— BEGIN RECORDED INFORMATION —

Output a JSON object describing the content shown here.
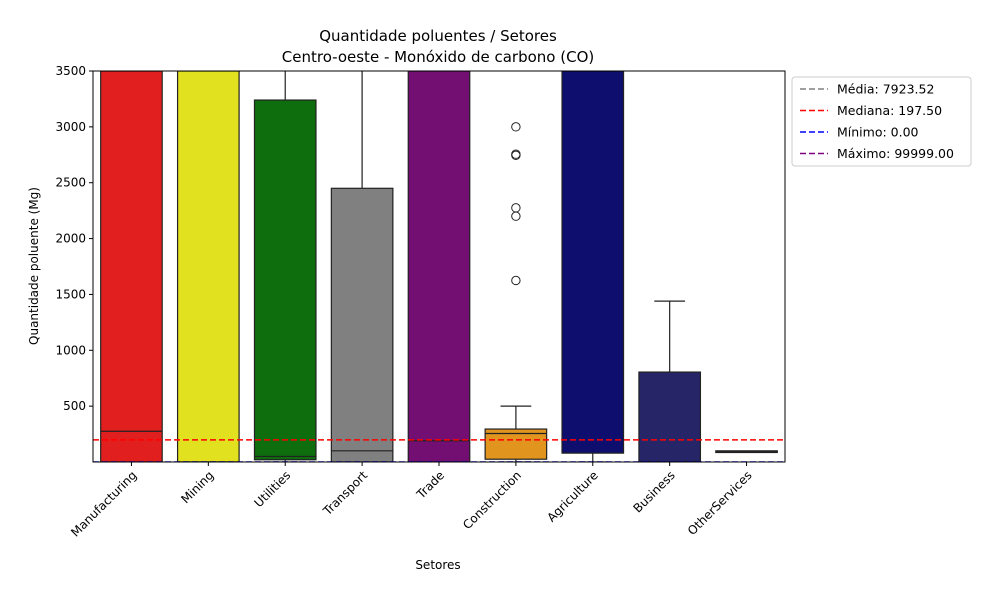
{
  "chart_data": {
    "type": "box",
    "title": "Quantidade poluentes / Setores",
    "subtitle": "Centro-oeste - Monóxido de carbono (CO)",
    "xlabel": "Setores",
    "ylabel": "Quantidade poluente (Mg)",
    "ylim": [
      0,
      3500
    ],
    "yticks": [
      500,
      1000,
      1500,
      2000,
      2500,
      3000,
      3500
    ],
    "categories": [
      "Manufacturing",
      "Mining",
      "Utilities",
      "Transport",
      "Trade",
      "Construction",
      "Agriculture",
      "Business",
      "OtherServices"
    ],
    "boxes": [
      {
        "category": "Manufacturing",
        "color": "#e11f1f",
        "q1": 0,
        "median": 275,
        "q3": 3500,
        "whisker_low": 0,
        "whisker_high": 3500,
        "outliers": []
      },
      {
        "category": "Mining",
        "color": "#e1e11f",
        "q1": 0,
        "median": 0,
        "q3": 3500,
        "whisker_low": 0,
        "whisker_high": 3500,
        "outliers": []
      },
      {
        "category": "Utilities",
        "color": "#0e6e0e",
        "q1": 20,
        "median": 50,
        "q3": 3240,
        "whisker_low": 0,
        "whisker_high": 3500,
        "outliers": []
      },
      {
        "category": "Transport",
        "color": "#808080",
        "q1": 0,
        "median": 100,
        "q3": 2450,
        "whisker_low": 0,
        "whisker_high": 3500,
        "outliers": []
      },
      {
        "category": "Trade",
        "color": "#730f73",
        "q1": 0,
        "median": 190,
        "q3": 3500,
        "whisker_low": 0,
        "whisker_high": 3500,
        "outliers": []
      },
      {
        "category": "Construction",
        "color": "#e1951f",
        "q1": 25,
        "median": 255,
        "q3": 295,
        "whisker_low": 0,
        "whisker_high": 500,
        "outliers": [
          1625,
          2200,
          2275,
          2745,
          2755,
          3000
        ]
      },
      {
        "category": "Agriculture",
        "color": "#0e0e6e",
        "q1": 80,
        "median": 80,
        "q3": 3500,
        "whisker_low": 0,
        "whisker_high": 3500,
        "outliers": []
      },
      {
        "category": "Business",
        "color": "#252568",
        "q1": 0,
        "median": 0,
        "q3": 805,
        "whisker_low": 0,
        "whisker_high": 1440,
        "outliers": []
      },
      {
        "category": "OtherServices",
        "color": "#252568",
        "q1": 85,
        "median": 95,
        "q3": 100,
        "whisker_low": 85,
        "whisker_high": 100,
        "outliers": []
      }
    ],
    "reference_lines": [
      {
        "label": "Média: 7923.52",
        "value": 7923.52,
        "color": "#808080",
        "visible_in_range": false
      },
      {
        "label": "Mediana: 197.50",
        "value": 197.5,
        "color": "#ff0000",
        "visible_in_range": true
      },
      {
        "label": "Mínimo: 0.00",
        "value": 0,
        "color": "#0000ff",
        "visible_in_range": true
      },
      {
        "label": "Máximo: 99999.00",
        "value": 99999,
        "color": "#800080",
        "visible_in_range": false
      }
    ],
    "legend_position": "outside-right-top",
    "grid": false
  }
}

— END RECORDED INFORMATION —

▶ [GOAL]
Images do not belong in the copy; reproduce all other parts of the records above verbatim.

▶ [RESULT OF THE TASK]
Output a JSON object describing the content shown here.
{
  "chart_data": {
    "type": "box",
    "title": "Quantidade poluentes / Setores",
    "subtitle": "Centro-oeste - Monóxido de carbono (CO)",
    "xlabel": "Setores",
    "ylabel": "Quantidade poluente (Mg)",
    "ylim": [
      0,
      3500
    ],
    "yticks": [
      500,
      1000,
      1500,
      2000,
      2500,
      3000,
      3500
    ],
    "categories": [
      "Manufacturing",
      "Mining",
      "Utilities",
      "Transport",
      "Trade",
      "Construction",
      "Agriculture",
      "Business",
      "OtherServices"
    ],
    "boxes": [
      {
        "category": "Manufacturing",
        "color": "#e11f1f",
        "q1": 0,
        "median": 275,
        "q3": 3500,
        "whisker_low": 0,
        "whisker_high": 3500,
        "outliers": []
      },
      {
        "category": "Mining",
        "color": "#e1e11f",
        "q1": 0,
        "median": 0,
        "q3": 3500,
        "whisker_low": 0,
        "whisker_high": 3500,
        "outliers": []
      },
      {
        "category": "Utilities",
        "color": "#0e6e0e",
        "q1": 20,
        "median": 50,
        "q3": 3240,
        "whisker_low": 0,
        "whisker_high": 3500,
        "outliers": []
      },
      {
        "category": "Transport",
        "color": "#808080",
        "q1": 0,
        "median": 100,
        "q3": 2450,
        "whisker_low": 0,
        "whisker_high": 3500,
        "outliers": []
      },
      {
        "category": "Trade",
        "color": "#730f73",
        "q1": 0,
        "median": 190,
        "q3": 3500,
        "whisker_low": 0,
        "whisker_high": 3500,
        "outliers": []
      },
      {
        "category": "Construction",
        "color": "#e1951f",
        "q1": 25,
        "median": 255,
        "q3": 295,
        "whisker_low": 0,
        "whisker_high": 500,
        "outliers": [
          1625,
          2200,
          2275,
          2745,
          2755,
          3000
        ]
      },
      {
        "category": "Agriculture",
        "color": "#0e0e6e",
        "q1": 80,
        "median": 80,
        "q3": 3500,
        "whisker_low": 0,
        "whisker_high": 3500,
        "outliers": []
      },
      {
        "category": "Business",
        "color": "#252568",
        "q1": 0,
        "median": 0,
        "q3": 805,
        "whisker_low": 0,
        "whisker_high": 1440,
        "outliers": []
      },
      {
        "category": "OtherServices",
        "color": "#252568",
        "q1": 85,
        "median": 95,
        "q3": 100,
        "whisker_low": 85,
        "whisker_high": 100,
        "outliers": []
      }
    ],
    "reference_lines": [
      {
        "label": "Média: 7923.52",
        "value": 7923.52,
        "color": "#808080",
        "visible_in_range": false
      },
      {
        "label": "Mediana: 197.50",
        "value": 197.5,
        "color": "#ff0000",
        "visible_in_range": true
      },
      {
        "label": "Mínimo: 0.00",
        "value": 0,
        "color": "#0000ff",
        "visible_in_range": true
      },
      {
        "label": "Máximo: 99999.00",
        "value": 99999,
        "color": "#800080",
        "visible_in_range": false
      }
    ],
    "legend_position": "outside-right-top",
    "grid": false
  }
}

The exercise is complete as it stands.